*GOAL*:
Scan the entries below. List each line with "only".

[Data entries]
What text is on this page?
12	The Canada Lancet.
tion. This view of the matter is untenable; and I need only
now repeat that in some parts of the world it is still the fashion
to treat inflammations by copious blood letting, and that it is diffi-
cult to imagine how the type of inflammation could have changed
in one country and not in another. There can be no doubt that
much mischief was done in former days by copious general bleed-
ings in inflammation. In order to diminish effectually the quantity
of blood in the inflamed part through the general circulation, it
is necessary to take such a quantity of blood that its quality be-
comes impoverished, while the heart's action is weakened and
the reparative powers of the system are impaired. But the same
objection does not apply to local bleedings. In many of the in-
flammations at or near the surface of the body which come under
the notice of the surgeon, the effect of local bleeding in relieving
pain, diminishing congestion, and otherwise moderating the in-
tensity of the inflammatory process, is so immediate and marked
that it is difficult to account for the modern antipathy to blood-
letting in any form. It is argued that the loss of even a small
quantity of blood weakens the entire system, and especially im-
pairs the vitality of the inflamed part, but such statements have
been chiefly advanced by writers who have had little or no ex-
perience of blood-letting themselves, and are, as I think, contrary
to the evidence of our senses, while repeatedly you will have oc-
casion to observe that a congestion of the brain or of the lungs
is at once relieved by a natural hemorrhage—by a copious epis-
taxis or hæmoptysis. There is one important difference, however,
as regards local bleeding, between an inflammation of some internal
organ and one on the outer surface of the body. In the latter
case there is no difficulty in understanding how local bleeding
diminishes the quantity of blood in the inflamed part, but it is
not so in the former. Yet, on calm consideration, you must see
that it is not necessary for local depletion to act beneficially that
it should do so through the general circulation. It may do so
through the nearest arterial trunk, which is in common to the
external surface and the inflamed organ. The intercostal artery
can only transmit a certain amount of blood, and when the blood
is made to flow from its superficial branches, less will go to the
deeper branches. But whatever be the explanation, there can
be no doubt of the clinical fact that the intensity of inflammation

*SOLUTION FOR THIS EXERCISE*:
tion. This view of the matter is untenable; and I need only
can only transmit a certain amount of blood, and when the blood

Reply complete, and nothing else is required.